● Brief:
Copy every line of the data exactly, leaving nothing out.

[Extracts from a graphics dataset]
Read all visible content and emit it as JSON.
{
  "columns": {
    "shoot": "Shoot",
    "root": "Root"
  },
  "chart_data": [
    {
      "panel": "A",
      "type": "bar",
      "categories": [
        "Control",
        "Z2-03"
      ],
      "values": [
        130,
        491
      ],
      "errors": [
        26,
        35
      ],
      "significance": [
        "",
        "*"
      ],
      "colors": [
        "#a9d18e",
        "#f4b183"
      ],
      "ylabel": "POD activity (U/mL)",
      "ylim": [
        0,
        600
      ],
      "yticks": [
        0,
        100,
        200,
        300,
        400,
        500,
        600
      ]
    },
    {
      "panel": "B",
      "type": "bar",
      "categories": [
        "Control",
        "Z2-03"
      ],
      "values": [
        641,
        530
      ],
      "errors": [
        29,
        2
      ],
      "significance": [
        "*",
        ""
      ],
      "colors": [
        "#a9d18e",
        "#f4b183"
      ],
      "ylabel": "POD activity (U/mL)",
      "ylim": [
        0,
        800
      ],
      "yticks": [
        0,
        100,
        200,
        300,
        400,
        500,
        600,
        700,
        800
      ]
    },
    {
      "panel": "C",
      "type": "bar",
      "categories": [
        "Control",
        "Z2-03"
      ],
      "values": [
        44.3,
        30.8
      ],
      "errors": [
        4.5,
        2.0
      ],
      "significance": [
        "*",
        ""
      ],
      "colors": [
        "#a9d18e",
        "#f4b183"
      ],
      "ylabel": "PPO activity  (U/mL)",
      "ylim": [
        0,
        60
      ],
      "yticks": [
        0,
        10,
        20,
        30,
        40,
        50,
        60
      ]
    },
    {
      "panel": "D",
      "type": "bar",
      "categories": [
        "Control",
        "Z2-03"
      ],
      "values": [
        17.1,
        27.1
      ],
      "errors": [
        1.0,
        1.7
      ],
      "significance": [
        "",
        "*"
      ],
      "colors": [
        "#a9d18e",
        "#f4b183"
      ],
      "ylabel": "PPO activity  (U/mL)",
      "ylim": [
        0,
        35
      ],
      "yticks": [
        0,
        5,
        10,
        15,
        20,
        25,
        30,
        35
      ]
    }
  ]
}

● Solved problem:
Read all visible content and emit it as JSON.
{
  "columns": {
    "shoot": "Shoot",
    "root": "Root"
  },
  "chart_data": [
    {
      "panel": "A",
      "type": "bar",
      "categories": [
        "Control",
        "Z2-03"
      ],
      "values": [
        130,
        491
      ],
      "errors": [
        26,
        35
      ],
      "significance": [
        "",
        "*"
      ],
      "colors": [
        "#a9d18e",
        "#f4b183"
      ],
      "ylabel": "POD activity (U/mL)",
      "ylim": [
        0,
        600
      ],
      "yticks": [
        0,
        100,
        200,
        300,
        400,
        500,
        600
      ]
    },
    {
      "panel": "B",
      "type": "bar",
      "categories": [
        "Control",
        "Z2-03"
      ],
      "values": [
        641,
        530
      ],
      "errors": [
        29,
        2
      ],
      "significance": [
        "*",
        ""
      ],
      "colors": [
        "#a9d18e",
        "#f4b183"
      ],
      "ylabel": "POD activity (U/mL)",
      "ylim": [
        0,
        800
      ],
      "yticks": [
        0,
        100,
        200,
        300,
        400,
        500,
        600,
        700,
        800
      ]
    },
    {
      "panel": "C",
      "type": "bar",
      "categories": [
        "Control",
        "Z2-03"
      ],
      "values": [
        44.3,
        30.8
      ],
      "errors": [
        4.5,
        2.0
      ],
      "significance": [
        "*",
        ""
      ],
      "colors": [
        "#a9d18e",
        "#f4b183"
      ],
      "ylabel": "PPO activity  (U/mL)",
      "ylim": [
        0,
        60
      ],
      "yticks": [
        0,
        10,
        20,
        30,
        40,
        50,
        60
      ]
    },
    {
      "panel": "D",
      "type": "bar",
      "categories": [
        "Control",
        "Z2-03"
      ],
      "values": [
        17.1,
        27.1
      ],
      "errors": [
        1.0,
        1.7
      ],
      "significance": [
        "",
        "*"
      ],
      "colors": [
        "#a9d18e",
        "#f4b183"
      ],
      "ylabel": "PPO activity  (U/mL)",
      "ylim": [
        0,
        35
      ],
      "yticks": [
        0,
        5,
        10,
        15,
        20,
        25,
        30,
        35
      ]
    }
  ]
}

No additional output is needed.